■ Written request
Search the listing below for the string "ihnen" and show each line that contains it.

■ Extracted material
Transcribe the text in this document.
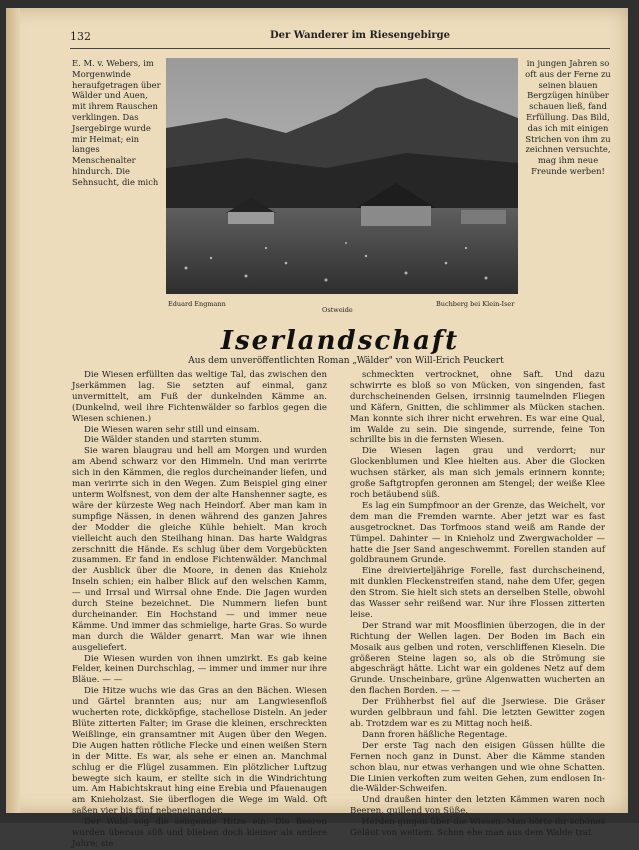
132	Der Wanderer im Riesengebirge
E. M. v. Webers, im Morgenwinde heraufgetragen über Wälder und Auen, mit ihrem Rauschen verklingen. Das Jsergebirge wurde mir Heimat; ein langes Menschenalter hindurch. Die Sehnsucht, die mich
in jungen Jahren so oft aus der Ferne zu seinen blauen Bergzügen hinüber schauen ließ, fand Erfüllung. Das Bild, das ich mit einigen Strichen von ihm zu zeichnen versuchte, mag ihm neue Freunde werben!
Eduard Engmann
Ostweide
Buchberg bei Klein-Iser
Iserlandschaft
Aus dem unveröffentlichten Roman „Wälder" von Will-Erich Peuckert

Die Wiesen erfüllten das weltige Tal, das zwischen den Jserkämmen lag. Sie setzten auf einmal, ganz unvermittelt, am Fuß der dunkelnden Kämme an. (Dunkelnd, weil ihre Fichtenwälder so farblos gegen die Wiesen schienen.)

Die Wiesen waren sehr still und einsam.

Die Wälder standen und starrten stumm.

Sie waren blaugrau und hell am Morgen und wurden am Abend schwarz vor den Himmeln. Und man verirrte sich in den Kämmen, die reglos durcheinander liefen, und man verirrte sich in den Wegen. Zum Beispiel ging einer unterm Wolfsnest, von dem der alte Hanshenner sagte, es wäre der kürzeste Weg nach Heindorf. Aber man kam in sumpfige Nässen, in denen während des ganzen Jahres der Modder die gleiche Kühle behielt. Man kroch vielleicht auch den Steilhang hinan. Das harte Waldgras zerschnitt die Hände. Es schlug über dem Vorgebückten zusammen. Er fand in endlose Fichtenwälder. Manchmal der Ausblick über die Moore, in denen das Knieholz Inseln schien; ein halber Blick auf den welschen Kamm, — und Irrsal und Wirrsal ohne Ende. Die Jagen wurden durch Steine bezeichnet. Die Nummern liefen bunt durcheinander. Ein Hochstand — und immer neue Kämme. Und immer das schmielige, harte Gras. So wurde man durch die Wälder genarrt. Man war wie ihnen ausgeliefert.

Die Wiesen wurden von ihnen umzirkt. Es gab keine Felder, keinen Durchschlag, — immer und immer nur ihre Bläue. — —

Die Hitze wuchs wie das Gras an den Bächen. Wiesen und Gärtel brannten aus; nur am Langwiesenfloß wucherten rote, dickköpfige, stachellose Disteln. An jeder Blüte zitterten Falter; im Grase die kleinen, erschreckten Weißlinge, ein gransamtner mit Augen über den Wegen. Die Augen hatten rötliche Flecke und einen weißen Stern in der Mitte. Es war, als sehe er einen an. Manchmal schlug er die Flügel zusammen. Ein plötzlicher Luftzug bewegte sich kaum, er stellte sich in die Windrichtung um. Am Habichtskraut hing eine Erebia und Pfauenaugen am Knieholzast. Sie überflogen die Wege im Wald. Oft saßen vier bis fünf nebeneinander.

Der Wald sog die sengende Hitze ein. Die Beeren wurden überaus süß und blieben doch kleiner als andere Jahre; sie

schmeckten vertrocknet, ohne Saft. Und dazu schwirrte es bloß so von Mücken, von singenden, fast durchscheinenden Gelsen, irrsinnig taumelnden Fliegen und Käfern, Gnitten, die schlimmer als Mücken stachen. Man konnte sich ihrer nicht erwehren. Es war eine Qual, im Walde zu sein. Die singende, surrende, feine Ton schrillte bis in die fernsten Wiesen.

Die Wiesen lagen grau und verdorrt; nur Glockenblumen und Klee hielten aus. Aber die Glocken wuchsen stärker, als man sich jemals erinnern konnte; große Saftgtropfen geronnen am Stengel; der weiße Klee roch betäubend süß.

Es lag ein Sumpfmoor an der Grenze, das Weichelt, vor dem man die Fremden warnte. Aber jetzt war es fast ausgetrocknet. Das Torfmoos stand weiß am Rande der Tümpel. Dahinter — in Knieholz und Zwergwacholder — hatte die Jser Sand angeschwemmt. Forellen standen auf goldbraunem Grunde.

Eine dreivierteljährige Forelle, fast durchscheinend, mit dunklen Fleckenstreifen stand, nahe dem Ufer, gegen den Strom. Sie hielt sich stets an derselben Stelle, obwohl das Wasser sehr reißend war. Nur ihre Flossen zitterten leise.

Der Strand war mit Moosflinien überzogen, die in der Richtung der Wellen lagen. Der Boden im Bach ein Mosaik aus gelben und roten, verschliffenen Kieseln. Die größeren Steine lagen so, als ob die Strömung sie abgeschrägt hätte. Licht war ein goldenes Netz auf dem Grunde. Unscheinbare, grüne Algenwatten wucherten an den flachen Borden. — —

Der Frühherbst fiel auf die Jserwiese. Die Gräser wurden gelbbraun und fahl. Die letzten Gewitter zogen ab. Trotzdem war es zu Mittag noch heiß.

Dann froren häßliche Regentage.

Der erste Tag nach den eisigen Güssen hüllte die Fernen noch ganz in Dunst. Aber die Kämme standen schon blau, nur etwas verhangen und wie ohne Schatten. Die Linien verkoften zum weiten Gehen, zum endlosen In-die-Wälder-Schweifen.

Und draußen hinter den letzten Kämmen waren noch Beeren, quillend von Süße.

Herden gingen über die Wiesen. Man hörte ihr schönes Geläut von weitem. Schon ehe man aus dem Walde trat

■ Finished answer
Sie waren blaugrau und hell am Morgen und wurden am Abend schwarz vor den Himmeln. Und man verirrte sich in den Kämmen, die reglos durcheinander liefen, und man verirrte sich in den Wegen. Zum Beispiel ging einer unterm Wolfsnest, von dem der alte Hanshenner sagte, es wäre der kürzeste Weg nach Heindorf. Aber man kam in sumpfige Nässen, in denen während des ganzen Jahres der Modder die gleiche Kühle behielt. Man kroch vielleicht auch den Steilhang hinan. Das harte Waldgras zerschnitt die Hände. Es schlug über dem Vorgebückten zusammen. Er fand in endlose Fichtenwälder. Manchmal der Ausblick über die Moore, in denen das Knieholz Inseln schien; ein halber Blick auf den welschen Kamm, — und Irrsal und Wirrsal ohne Ende. Die Jagen wurden durch Steine bezeichnet. Die Nummern liefen bunt durcheinander. Ein Hochstand — und immer neue Kämme. Und immer das schmielige, harte Gras. So wurde man durch die Wälder genarrt. Man war wie ihnen ausgeliefert.
Die Wiesen wurden von ihnen umzirkt. Es gab keine Felder, keinen Durchschlag, — immer und immer nur ihre Bläue. — —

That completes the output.